EXERCISE DETAILS:
Look through the lines of the material and count those containing "content". Give that count alone.

Dataset entries on figures:
+++
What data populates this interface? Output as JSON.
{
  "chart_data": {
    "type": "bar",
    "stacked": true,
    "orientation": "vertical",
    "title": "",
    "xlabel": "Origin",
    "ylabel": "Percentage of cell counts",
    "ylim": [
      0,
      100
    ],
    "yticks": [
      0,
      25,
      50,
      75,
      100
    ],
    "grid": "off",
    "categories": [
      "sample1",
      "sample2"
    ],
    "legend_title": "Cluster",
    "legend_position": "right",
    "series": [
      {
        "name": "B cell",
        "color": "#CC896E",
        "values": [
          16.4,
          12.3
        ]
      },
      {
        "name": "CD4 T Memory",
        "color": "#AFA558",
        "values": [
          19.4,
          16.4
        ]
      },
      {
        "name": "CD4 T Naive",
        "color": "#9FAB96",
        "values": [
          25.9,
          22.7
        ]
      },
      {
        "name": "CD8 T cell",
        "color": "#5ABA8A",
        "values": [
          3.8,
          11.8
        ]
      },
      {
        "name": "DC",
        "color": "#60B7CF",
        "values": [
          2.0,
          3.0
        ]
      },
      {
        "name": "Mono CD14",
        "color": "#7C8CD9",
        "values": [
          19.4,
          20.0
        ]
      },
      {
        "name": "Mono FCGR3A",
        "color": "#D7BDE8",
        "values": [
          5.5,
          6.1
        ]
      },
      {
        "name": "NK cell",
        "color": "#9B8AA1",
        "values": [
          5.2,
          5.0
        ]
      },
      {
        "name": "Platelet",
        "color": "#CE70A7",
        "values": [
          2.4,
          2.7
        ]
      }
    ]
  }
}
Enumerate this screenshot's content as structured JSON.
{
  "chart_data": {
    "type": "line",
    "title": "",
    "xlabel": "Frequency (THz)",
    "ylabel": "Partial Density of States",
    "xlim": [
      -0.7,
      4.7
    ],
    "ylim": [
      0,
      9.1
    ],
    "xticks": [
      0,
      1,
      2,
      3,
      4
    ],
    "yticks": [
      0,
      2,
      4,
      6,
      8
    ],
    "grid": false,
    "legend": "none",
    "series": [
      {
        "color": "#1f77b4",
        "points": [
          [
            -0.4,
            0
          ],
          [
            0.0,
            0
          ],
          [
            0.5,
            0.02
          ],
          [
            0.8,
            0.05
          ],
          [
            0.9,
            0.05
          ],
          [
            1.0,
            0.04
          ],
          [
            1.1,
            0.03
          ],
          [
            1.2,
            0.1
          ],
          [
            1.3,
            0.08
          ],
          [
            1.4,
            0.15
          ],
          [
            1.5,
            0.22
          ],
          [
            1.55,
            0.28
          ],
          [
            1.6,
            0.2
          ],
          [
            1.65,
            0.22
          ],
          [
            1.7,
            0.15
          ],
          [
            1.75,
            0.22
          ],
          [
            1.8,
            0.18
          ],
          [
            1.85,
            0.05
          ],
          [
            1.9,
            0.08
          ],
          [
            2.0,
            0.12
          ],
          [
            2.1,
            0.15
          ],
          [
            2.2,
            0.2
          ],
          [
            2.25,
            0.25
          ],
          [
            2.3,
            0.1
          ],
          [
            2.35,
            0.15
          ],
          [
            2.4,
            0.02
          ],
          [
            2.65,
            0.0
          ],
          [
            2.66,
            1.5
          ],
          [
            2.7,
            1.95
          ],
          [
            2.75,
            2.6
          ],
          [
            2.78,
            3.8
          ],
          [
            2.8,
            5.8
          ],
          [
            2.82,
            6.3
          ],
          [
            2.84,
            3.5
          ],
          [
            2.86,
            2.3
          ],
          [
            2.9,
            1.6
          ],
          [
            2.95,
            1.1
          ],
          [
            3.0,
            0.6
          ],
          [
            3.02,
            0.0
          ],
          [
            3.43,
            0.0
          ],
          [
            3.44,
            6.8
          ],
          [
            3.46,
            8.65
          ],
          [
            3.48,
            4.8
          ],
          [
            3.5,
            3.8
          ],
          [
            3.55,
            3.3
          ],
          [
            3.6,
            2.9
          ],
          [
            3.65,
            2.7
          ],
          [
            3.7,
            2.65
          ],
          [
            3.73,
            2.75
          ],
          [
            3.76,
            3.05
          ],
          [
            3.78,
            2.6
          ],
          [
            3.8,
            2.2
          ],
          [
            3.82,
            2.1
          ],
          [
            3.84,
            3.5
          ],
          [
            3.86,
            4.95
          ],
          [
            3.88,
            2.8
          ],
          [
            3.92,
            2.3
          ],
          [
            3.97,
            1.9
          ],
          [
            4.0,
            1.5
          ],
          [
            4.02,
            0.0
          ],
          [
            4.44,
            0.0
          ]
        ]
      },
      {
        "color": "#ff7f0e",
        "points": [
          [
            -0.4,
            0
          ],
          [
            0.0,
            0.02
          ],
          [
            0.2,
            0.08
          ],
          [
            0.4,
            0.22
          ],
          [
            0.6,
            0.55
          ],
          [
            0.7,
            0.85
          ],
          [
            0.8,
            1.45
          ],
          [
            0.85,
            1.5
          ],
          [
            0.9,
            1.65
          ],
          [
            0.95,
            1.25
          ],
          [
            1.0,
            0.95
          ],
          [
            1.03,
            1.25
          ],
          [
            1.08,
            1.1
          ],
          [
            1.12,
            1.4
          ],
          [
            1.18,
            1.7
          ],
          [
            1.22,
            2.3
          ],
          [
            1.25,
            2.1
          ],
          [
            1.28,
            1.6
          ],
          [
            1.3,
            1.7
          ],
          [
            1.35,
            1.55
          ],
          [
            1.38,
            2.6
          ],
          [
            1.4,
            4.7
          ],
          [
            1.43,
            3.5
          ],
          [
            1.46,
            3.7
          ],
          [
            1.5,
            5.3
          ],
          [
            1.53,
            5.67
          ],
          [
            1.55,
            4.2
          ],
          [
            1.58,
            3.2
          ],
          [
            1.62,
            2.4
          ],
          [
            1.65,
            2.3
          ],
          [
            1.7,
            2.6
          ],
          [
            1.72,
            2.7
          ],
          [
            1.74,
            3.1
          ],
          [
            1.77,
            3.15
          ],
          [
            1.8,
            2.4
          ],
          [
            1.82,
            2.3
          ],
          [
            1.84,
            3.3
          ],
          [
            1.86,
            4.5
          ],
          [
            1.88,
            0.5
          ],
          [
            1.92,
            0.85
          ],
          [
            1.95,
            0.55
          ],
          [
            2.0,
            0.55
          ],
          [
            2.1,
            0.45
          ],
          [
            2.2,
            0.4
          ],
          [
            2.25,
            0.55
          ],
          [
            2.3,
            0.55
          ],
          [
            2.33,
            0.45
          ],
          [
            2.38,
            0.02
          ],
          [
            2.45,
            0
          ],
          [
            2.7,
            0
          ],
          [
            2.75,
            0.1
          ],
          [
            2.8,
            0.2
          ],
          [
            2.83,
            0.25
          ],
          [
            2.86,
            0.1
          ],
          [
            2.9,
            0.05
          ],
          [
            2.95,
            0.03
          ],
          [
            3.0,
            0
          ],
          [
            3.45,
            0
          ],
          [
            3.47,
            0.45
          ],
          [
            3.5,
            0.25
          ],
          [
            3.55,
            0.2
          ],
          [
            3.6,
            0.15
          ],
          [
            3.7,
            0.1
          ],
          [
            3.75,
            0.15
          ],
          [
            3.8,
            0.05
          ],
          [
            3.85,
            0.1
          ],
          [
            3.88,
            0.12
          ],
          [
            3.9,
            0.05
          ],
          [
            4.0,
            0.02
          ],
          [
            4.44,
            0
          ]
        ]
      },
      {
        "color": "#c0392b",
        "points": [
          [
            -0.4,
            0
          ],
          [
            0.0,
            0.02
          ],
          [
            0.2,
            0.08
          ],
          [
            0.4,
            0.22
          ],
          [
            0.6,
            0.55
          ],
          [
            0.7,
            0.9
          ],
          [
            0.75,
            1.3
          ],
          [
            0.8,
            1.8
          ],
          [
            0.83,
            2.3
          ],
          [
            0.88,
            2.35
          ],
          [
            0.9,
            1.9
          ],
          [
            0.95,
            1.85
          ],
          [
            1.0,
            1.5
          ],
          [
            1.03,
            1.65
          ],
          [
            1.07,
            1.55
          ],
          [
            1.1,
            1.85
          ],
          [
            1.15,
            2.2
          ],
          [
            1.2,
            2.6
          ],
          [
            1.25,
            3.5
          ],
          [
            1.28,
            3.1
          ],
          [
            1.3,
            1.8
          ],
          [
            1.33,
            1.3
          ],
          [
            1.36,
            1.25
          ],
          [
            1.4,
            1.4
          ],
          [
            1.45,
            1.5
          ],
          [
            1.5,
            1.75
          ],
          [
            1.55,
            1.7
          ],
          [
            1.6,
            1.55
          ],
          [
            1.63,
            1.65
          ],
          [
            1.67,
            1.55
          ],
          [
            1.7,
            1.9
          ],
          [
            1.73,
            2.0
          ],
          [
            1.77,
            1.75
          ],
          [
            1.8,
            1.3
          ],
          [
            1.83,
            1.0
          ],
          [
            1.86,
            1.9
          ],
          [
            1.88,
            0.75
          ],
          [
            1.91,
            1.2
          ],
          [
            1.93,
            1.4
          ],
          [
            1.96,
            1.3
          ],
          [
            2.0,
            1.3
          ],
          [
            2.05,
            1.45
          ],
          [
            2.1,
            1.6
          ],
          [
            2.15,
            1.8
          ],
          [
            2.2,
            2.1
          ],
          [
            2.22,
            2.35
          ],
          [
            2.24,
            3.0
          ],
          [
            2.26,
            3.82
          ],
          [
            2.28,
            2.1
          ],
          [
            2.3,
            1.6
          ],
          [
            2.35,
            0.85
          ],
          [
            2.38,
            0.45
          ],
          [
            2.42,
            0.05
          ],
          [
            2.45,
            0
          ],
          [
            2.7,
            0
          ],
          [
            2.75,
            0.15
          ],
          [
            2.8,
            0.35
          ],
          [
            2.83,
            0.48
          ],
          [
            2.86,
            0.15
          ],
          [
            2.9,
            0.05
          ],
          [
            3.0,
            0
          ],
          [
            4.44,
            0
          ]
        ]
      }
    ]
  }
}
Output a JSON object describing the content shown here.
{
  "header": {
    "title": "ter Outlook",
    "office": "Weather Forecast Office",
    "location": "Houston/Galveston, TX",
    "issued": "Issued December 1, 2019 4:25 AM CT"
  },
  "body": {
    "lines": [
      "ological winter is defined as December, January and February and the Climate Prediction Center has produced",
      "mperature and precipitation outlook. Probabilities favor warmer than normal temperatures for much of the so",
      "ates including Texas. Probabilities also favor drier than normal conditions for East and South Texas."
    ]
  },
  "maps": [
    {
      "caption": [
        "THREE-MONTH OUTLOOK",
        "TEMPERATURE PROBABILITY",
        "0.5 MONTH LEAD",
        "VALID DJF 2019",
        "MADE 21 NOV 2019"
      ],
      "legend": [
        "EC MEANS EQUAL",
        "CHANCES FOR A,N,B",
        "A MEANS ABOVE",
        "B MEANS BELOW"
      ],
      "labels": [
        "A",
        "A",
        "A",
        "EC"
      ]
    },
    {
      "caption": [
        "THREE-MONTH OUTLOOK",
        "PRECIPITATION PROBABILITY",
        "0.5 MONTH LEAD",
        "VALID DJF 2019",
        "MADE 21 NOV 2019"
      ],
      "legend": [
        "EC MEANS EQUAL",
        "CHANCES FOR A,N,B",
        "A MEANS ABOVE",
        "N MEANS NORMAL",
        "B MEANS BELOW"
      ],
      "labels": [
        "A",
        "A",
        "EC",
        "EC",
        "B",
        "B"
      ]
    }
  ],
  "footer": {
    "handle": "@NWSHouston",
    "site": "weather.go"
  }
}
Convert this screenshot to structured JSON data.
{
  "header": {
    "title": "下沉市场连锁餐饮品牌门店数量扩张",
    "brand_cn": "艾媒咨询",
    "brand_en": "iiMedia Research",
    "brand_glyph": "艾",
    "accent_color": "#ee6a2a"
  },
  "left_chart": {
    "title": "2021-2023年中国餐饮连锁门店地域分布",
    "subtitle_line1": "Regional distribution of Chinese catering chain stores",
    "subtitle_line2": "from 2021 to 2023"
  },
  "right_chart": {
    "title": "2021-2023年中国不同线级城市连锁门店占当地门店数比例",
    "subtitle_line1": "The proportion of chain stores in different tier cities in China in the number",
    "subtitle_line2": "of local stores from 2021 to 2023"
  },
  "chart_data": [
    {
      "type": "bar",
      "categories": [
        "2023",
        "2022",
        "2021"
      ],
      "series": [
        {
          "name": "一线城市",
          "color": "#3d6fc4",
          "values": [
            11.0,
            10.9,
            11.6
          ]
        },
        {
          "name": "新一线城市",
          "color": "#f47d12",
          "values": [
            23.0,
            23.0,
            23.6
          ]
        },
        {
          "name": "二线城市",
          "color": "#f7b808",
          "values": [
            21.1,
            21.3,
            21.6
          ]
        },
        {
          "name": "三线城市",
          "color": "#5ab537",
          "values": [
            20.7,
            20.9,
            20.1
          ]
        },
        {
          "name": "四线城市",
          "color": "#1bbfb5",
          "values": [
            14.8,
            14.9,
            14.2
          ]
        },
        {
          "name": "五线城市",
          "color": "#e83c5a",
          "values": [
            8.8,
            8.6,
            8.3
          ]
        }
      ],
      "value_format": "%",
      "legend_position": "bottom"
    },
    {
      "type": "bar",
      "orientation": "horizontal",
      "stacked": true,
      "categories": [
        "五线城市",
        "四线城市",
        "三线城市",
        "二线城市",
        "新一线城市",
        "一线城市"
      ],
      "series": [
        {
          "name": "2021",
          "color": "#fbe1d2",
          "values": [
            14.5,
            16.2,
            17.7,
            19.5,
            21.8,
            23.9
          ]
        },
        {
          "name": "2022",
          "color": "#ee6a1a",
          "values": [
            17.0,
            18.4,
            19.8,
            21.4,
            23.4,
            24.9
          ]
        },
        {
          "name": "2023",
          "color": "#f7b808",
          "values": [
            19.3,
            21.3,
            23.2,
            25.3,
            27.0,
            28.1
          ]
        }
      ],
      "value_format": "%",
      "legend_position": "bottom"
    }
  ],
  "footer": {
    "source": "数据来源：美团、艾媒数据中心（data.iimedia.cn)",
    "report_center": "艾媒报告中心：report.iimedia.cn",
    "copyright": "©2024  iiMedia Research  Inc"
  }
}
+++
EXERCISE OUTPUT:
2